> **GIVEN INSTRUCTION**
From the listing, collect all lines containing the word "NiOOH".

======== ENTRIES SUPPLIED ========

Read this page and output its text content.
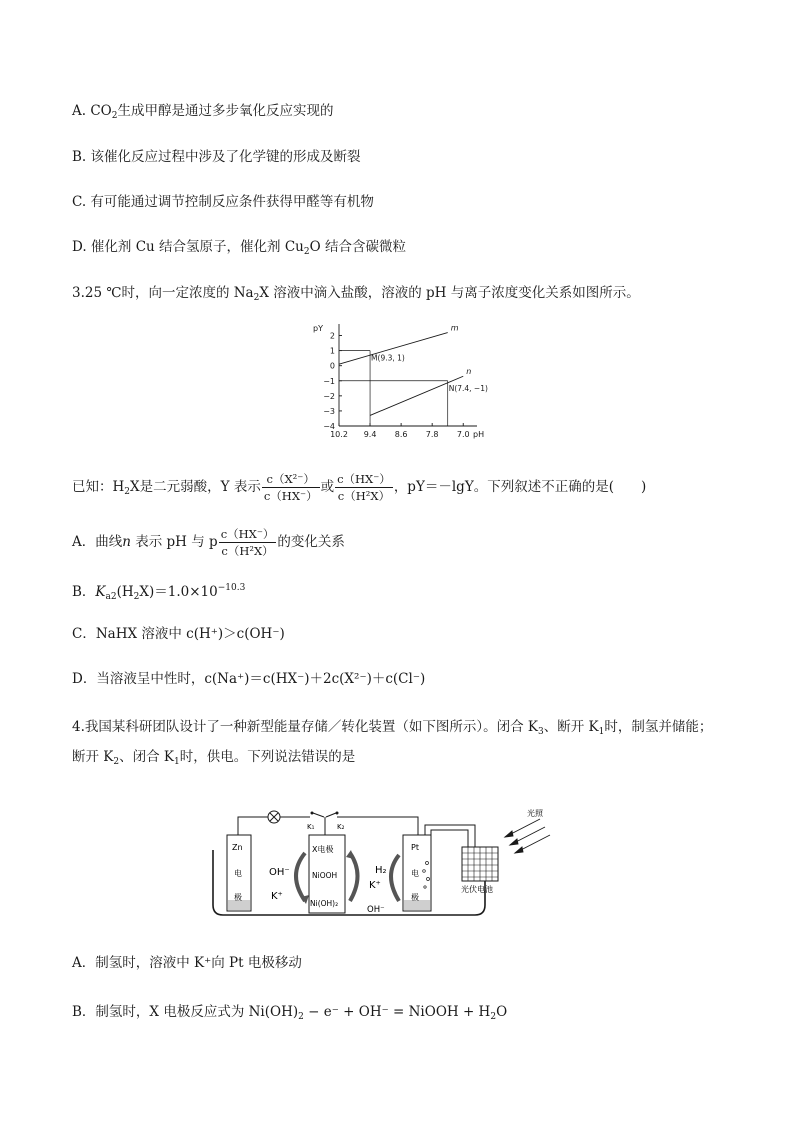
A. $CO_2$生成甲醇是通过多步氧化反应实现的
B. 该催化反应过程中涉及了化学键的形成及断裂
C. 有可能通过调节控制反应条件获得甲醛等有机物
D. 催化剂 Cu 结合氢原子，催化剂 $Cu_2O$ 结合含碳微粒
3.25 ℃时，向一定浓度的 $Na_2X$ 溶液中滴入盐酸，溶液的 pH 与离子浓度变化关系如图所示。
10.2 9.4 8.6 7.8 7.0
2
1
0
−1
−2
−3
−4
pH
pY	m
n
M(9.3, 1)
N(7.4, −1)
已知：$H_2X$是二元弱酸，Y 表示 $\frac{\text{c（X²⁻）}}{c(HX^-)}$ 或 $\frac{c(HX^-)}{\text{c（H²X）}}$ ，pY＝－lgY。下列叙述不正确的是(　　)
A．曲线n 表示 pH 与 p $\frac{c(HX^-)}{\text{c（H²X）}}$ 的变化关系
B．$K_{a2}(H_2X)=1.0\times 10^{-10.3}$
C．NaHX 溶液中 c(H⁺)＞c(OH⁻)
D．当溶液呈中性时，c(Na⁺)＝c(HX⁻)＋2c(X²⁻)＋c(Cl⁻)
4.我国某科研团队设计了一种新型能量存储／转化装置（如下图所示）。闭合 $K_3$、断开 $K_1$时，制氢并储能；
断开 $K_2$、闭合 $K_1$时，供电。下列说法错误的是
K₁	K₂
Zn
电
极
X电极
NiOOH
Ni(OH)₂
Pt
电
极
OH⁻
K⁺
H₂
K⁺
OH⁻
光伏电池
光照
A．制氢时，溶液中 K⁺向 Pt 电极移动
B．制氢时，X 电极反应式为 $Ni(OH)_2 - e^- + OH^-$ = NiOOH + $H_2O$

========

> **FINISHED EXERCISE**
NiOOH
B．制氢时，X 电极反应式为 $Ni(OH)_2 - e^- + OH^-$ = NiOOH + $H_2O$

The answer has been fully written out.